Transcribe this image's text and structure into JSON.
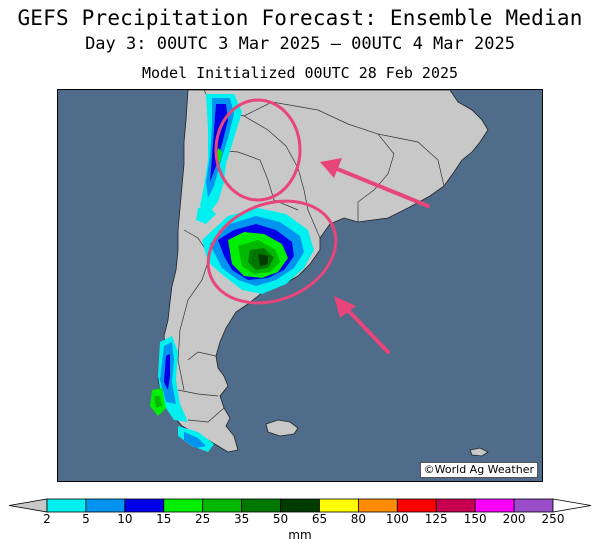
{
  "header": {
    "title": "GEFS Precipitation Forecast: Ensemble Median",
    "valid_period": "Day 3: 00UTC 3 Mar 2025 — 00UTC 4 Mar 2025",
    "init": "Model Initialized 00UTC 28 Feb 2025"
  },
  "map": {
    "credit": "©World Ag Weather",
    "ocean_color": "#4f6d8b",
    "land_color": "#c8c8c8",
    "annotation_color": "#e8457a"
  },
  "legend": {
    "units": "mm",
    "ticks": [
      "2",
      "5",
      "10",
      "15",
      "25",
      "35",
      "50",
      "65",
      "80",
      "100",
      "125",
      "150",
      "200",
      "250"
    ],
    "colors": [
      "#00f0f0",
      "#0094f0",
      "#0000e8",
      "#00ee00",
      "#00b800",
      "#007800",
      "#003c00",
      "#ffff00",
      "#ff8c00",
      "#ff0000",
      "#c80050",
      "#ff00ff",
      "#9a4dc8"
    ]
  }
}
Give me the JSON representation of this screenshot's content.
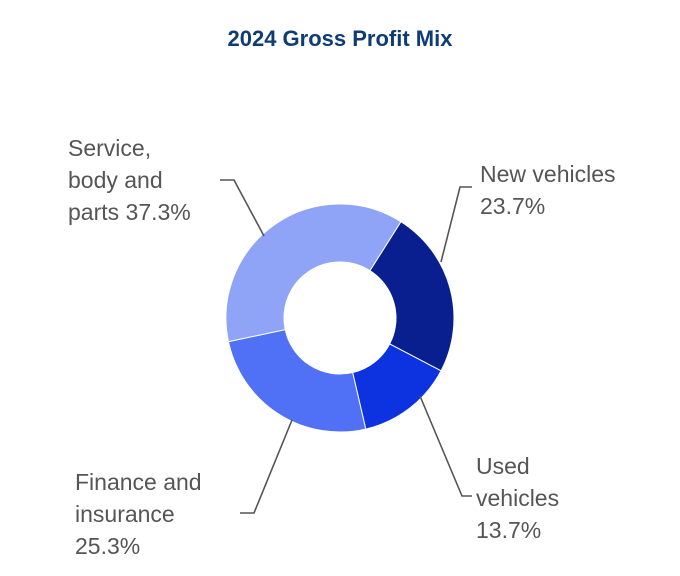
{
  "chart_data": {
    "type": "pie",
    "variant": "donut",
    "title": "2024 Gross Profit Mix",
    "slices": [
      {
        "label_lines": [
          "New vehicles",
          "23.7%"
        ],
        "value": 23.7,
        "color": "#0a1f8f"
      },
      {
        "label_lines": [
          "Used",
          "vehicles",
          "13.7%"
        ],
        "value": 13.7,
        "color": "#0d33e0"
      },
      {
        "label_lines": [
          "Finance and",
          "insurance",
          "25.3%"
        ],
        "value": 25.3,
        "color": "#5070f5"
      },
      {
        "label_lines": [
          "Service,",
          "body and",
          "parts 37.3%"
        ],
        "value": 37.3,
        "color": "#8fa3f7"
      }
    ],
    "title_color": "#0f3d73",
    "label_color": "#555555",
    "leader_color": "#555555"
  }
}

______________________________

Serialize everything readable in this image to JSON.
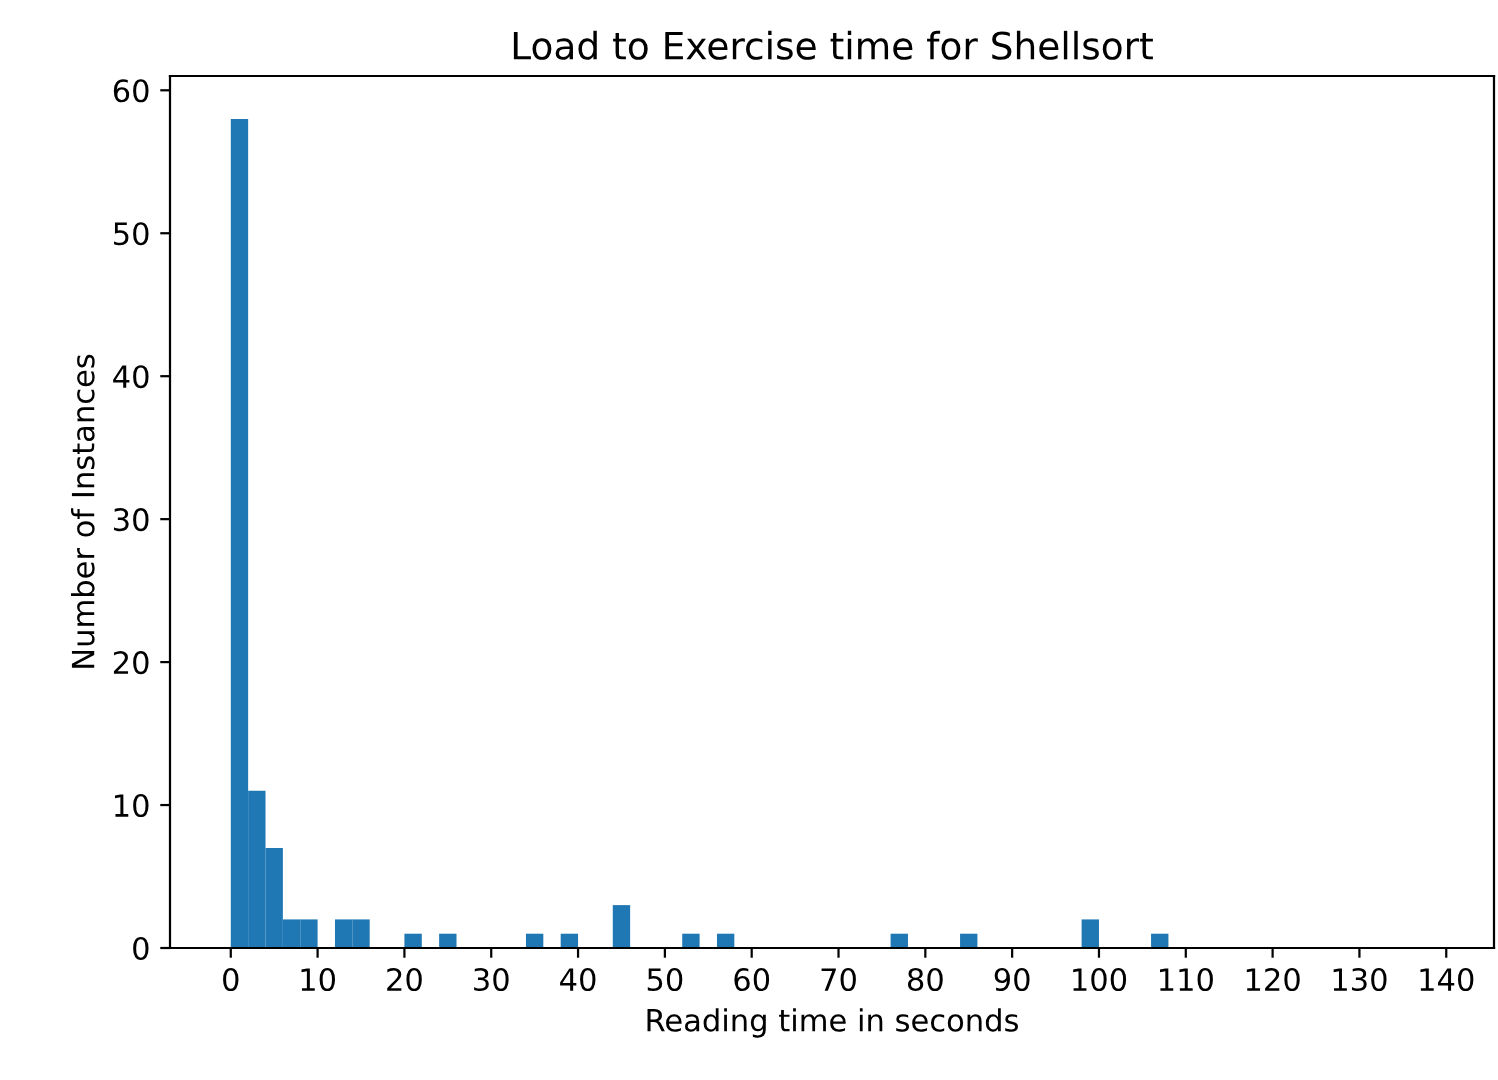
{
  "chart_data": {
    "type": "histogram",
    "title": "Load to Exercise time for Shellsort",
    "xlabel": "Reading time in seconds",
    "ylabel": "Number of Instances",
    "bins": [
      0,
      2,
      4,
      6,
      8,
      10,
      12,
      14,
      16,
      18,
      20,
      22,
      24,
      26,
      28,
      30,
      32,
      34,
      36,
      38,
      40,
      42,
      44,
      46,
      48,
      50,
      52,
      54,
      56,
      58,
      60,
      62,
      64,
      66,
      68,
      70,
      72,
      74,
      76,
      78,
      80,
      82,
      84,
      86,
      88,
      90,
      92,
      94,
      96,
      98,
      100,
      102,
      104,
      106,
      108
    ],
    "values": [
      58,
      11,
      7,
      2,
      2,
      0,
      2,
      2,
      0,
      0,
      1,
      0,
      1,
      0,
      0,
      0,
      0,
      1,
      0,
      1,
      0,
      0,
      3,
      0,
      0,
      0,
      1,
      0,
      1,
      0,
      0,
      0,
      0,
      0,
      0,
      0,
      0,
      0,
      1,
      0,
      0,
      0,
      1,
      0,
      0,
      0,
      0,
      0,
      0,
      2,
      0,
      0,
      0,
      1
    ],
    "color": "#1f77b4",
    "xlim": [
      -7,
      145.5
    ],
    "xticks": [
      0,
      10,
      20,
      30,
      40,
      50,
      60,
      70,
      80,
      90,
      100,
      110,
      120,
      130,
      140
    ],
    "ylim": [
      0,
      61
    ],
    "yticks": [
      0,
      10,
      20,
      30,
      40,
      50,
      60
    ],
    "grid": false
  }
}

______________________________

#### [WRITTEN INSTRUCTION]
Search the records above for "JSON". Copy each line where it is found.

#### [SOLUTION TO THIS TASK]
Transcribe this image's text and structure into JSON.
Give me the JSON representation of this screenshot's content.
Serialize everything readable in this image to JSON.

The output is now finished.